# START OF Provided records

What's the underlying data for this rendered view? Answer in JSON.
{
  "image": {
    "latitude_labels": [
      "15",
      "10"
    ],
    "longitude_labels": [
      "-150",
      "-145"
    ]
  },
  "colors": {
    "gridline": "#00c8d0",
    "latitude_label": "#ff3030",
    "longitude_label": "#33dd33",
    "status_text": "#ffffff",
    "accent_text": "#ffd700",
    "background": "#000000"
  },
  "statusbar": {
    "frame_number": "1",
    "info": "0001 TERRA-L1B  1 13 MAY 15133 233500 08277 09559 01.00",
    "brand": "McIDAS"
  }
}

# END OF Provided records

Requirements →
Can you give every line above again, exactly as written?

Reply →
What's the underlying data for this rendered view? Answer in JSON.
{
  "image": {
    "latitude_labels": [
      "15",
      "10"
    ],
    "longitude_labels": [
      "-150",
      "-145"
    ]
  },
  "colors": {
    "gridline": "#00c8d0",
    "latitude_label": "#ff3030",
    "longitude_label": "#33dd33",
    "status_text": "#ffffff",
    "accent_text": "#ffd700",
    "background": "#000000"
  },
  "statusbar": {
    "frame_number": "1",
    "info": "0001 TERRA-L1B  1 13 MAY 15133 233500 08277 09559 01.00",
    "brand": "McIDAS"
  }
}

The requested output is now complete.